Make an exact copy of the lines below.
* BEGIN *
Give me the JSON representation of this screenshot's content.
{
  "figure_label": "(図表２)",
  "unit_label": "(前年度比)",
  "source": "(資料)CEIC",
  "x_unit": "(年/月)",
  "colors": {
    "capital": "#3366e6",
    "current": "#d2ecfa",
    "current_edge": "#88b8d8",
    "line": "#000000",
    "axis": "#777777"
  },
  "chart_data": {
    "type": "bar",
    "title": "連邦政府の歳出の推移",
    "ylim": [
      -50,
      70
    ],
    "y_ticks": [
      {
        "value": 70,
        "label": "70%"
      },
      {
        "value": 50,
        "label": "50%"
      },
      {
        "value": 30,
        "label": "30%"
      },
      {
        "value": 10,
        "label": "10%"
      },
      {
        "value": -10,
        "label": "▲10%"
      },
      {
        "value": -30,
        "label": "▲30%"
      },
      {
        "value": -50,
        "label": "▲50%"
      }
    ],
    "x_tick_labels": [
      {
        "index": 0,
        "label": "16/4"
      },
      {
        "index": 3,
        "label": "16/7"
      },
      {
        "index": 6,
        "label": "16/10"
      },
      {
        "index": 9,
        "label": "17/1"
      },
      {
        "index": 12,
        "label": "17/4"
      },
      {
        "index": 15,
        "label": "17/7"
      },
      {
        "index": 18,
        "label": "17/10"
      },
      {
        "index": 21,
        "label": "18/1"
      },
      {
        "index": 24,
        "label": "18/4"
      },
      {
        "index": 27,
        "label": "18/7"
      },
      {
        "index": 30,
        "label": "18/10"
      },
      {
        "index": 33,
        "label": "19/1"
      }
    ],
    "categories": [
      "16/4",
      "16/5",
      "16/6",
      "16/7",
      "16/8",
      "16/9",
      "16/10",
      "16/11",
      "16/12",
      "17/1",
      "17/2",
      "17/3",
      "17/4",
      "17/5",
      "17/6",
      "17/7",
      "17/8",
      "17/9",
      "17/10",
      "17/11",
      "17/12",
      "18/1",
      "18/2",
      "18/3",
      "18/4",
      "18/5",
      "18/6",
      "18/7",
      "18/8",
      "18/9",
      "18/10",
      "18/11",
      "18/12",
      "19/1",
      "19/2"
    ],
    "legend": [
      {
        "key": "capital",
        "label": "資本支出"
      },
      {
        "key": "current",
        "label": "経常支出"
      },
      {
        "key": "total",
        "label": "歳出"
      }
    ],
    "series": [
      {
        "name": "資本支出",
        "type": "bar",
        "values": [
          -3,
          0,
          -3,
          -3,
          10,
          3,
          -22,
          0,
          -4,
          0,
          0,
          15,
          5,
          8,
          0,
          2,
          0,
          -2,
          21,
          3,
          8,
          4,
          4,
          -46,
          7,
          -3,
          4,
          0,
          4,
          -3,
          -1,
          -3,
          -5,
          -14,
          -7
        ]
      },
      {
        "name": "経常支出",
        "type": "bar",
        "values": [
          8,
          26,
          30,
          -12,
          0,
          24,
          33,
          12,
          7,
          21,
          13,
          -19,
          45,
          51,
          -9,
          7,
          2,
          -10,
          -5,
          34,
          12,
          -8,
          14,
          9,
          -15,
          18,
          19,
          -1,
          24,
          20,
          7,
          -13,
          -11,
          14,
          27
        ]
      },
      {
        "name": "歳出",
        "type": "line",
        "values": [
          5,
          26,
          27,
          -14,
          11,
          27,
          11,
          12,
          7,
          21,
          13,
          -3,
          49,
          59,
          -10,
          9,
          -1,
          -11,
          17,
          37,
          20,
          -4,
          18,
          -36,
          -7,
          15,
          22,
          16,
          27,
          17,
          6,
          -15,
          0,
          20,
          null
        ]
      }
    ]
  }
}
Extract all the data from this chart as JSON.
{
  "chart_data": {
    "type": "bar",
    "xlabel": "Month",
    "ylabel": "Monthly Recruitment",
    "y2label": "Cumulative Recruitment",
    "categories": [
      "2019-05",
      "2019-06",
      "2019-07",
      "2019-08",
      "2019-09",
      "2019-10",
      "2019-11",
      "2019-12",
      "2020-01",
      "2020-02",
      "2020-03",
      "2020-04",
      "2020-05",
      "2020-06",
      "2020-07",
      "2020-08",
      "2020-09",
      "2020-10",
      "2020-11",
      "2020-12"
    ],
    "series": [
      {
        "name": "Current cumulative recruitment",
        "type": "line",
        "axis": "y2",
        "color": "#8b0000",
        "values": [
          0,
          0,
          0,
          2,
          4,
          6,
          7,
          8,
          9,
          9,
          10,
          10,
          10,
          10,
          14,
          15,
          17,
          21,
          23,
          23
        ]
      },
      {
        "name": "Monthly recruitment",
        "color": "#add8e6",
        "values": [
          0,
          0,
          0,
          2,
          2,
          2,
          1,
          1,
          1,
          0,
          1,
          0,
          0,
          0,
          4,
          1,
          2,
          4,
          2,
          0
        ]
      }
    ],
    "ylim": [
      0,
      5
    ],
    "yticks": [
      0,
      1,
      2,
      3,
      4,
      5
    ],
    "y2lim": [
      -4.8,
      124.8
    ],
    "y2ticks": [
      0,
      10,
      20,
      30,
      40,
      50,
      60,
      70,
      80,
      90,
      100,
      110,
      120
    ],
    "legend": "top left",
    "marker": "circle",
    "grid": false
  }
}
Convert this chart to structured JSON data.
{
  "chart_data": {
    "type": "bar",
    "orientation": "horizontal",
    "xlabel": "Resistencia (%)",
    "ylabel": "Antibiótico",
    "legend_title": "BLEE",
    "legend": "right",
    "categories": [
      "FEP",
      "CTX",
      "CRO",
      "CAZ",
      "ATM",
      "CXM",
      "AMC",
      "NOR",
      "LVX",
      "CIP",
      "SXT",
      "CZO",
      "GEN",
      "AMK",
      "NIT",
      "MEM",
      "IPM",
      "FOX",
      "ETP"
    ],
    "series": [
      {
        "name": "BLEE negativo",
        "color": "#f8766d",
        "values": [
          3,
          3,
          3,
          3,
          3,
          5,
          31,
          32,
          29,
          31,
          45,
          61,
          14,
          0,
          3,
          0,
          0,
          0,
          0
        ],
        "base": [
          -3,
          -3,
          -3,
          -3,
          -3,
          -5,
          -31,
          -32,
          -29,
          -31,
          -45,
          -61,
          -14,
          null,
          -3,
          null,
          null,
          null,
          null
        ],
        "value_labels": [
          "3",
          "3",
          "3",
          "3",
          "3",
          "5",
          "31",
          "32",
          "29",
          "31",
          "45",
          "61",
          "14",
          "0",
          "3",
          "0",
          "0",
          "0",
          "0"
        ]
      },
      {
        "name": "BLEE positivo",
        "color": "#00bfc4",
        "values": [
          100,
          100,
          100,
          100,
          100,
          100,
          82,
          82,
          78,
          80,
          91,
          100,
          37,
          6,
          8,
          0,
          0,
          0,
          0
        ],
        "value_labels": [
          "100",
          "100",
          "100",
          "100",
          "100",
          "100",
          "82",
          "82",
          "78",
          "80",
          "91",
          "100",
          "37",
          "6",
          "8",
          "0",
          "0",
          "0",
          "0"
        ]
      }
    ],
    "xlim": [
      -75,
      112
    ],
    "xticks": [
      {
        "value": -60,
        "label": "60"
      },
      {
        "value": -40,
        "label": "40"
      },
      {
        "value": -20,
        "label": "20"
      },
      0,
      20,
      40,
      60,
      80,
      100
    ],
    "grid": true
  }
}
* END *
[Exercise solution]
Give me the JSON representation of this screenshot's content.
{
  "figure_label": "(図表２)",
  "unit_label": "(前年度比)",
  "source": "(資料)CEIC",
  "x_unit": "(年/月)",
  "colors": {
    "capital": "#3366e6",
    "current": "#d2ecfa",
    "current_edge": "#88b8d8",
    "line": "#000000",
    "axis": "#777777"
  },
  "chart_data": {
    "type": "bar",
    "title": "連邦政府の歳出の推移",
    "ylim": [
      -50,
      70
    ],
    "y_ticks": [
      {
        "value": 70,
        "label": "70%"
      },
      {
        "value": 50,
        "label": "50%"
      },
      {
        "value": 30,
        "label": "30%"
      },
      {
        "value": 10,
        "label": "10%"
      },
      {
        "value": -10,
        "label": "▲10%"
      },
      {
        "value": -30,
        "label": "▲30%"
      },
      {
        "value": -50,
        "label": "▲50%"
      }
    ],
    "x_tick_labels": [
      {
        "index": 0,
        "label": "16/4"
      },
      {
        "index": 3,
        "label": "16/7"
      },
      {
        "index": 6,
        "label": "16/10"
      },
      {
        "index": 9,
        "label": "17/1"
      },
      {
        "index": 12,
        "label": "17/4"
      },
      {
        "index": 15,
        "label": "17/7"
      },
      {
        "index": 18,
        "label": "17/10"
      },
      {
        "index": 21,
        "label": "18/1"
      },
      {
        "index": 24,
        "label": "18/4"
      },
      {
        "index": 27,
        "label": "18/7"
      },
      {
        "index": 30,
        "label": "18/10"
      },
      {
        "index": 33,
        "label": "19/1"
      }
    ],
    "categories": [
      "16/4",
      "16/5",
      "16/6",
      "16/7",
      "16/8",
      "16/9",
      "16/10",
      "16/11",
      "16/12",
      "17/1",
      "17/2",
      "17/3",
      "17/4",
      "17/5",
      "17/6",
      "17/7",
      "17/8",
      "17/9",
      "17/10",
      "17/11",
      "17/12",
      "18/1",
      "18/2",
      "18/3",
      "18/4",
      "18/5",
      "18/6",
      "18/7",
      "18/8",
      "18/9",
      "18/10",
      "18/11",
      "18/12",
      "19/1",
      "19/2"
    ],
    "legend": [
      {
        "key": "capital",
        "label": "資本支出"
      },
      {
        "key": "current",
        "label": "経常支出"
      },
      {
        "key": "total",
        "label": "歳出"
      }
    ],
    "series": [
      {
        "name": "資本支出",
        "type": "bar",
        "values": [
          -3,
          0,
          -3,
          -3,
          10,
          3,
          -22,
          0,
          -4,
          0,
          0,
          15,
          5,
          8,
          0,
          2,
          0,
          -2,
          21,
          3,
          8,
          4,
          4,
          -46,
          7,
          -3,
          4,
          0,
          4,
          -3,
          -1,
          -3,
          -5,
          -14,
          -7
        ]
      },
      {
        "name": "経常支出",
        "type": "bar",
        "values": [
          8,
          26,
          30,
          -12,
          0,
          24,
          33,
          12,
          7,
          21,
          13,
          -19,
          45,
          51,
          -9,
          7,
          2,
          -10,
          -5,
          34,
          12,
          -8,
          14,
          9,
          -15,
          18,
          19,
          -1,
          24,
          20,
          7,
          -13,
          -11,
          14,
          27
        ]
      },
      {
        "name": "歳出",
        "type": "line",
        "values": [
          5,
          26,
          27,
          -14,
          11,
          27,
          11,
          12,
          7,
          21,
          13,
          -3,
          49,
          59,
          -10,
          9,
          -1,
          -11,
          17,
          37,
          20,
          -4,
          18,
          -36,
          -7,
          15,
          22,
          16,
          27,
          17,
          6,
          -15,
          0,
          20,
          null
        ]
      }
    ]
  }
}
Extract all the data from this chart as JSON.
{
  "chart_data": {
    "type": "bar",
    "xlabel": "Month",
    "ylabel": "Monthly Recruitment",
    "y2label": "Cumulative Recruitment",
    "categories": [
      "2019-05",
      "2019-06",
      "2019-07",
      "2019-08",
      "2019-09",
      "2019-10",
      "2019-11",
      "2019-12",
      "2020-01",
      "2020-02",
      "2020-03",
      "2020-04",
      "2020-05",
      "2020-06",
      "2020-07",
      "2020-08",
      "2020-09",
      "2020-10",
      "2020-11",
      "2020-12"
    ],
    "series": [
      {
        "name": "Current cumulative recruitment",
        "type": "line",
        "axis": "y2",
        "color": "#8b0000",
        "values": [
          0,
          0,
          0,
          2,
          4,
          6,
          7,
          8,
          9,
          9,
          10,
          10,
          10,
          10,
          14,
          15,
          17,
          21,
          23,
          23
        ]
      },
      {
        "name": "Monthly recruitment",
        "color": "#add8e6",
        "values": [
          0,
          0,
          0,
          2,
          2,
          2,
          1,
          1,
          1,
          0,
          1,
          0,
          0,
          0,
          4,
          1,
          2,
          4,
          2,
          0
        ]
      }
    ],
    "ylim": [
      0,
      5
    ],
    "yticks": [
      0,
      1,
      2,
      3,
      4,
      5
    ],
    "y2lim": [
      -4.8,
      124.8
    ],
    "y2ticks": [
      0,
      10,
      20,
      30,
      40,
      50,
      60,
      70,
      80,
      90,
      100,
      110,
      120
    ],
    "legend": "top left",
    "marker": "circle",
    "grid": false
  }
}
Convert this chart to structured JSON data.
{
  "chart_data": {
    "type": "bar",
    "orientation": "horizontal",
    "xlabel": "Resistencia (%)",
    "ylabel": "Antibiótico",
    "legend_title": "BLEE",
    "legend": "right",
    "categories": [
      "FEP",
      "CTX",
      "CRO",
      "CAZ",
      "ATM",
      "CXM",
      "AMC",
      "NOR",
      "LVX",
      "CIP",
      "SXT",
      "CZO",
      "GEN",
      "AMK",
      "NIT",
      "MEM",
      "IPM",
      "FOX",
      "ETP"
    ],
    "series": [
      {
        "name": "BLEE negativo",
        "color": "#f8766d",
        "values": [
          3,
          3,
          3,
          3,
          3,
          5,
          31,
          32,
          29,
          31,
          45,
          61,
          14,
          0,
          3,
          0,
          0,
          0,
          0
        ],
        "base": [
          -3,
          -3,
          -3,
          -3,
          -3,
          -5,
          -31,
          -32,
          -29,
          -31,
          -45,
          -61,
          -14,
          null,
          -3,
          null,
          null,
          null,
          null
        ],
        "value_labels": [
          "3",
          "3",
          "3",
          "3",
          "3",
          "5",
          "31",
          "32",
          "29",
          "31",
          "45",
          "61",
          "14",
          "0",
          "3",
          "0",
          "0",
          "0",
          "0"
        ]
      },
      {
        "name": "BLEE positivo",
        "color": "#00bfc4",
        "values": [
          100,
          100,
          100,
          100,
          100,
          100,
          82,
          82,
          78,
          80,
          91,
          100,
          37,
          6,
          8,
          0,
          0,
          0,
          0
        ],
        "value_labels": [
          "100",
          "100",
          "100",
          "100",
          "100",
          "100",
          "82",
          "82",
          "78",
          "80",
          "91",
          "100",
          "37",
          "6",
          "8",
          "0",
          "0",
          "0",
          "0"
        ]
      }
    ],
    "xlim": [
      -75,
      112
    ],
    "xticks": [
      {
        "value": -60,
        "label": "60"
      },
      {
        "value": -40,
        "label": "40"
      },
      {
        "value": -20,
        "label": "20"
      },
      0,
      20,
      40,
      60,
      80,
      100
    ],
    "grid": true
  }
}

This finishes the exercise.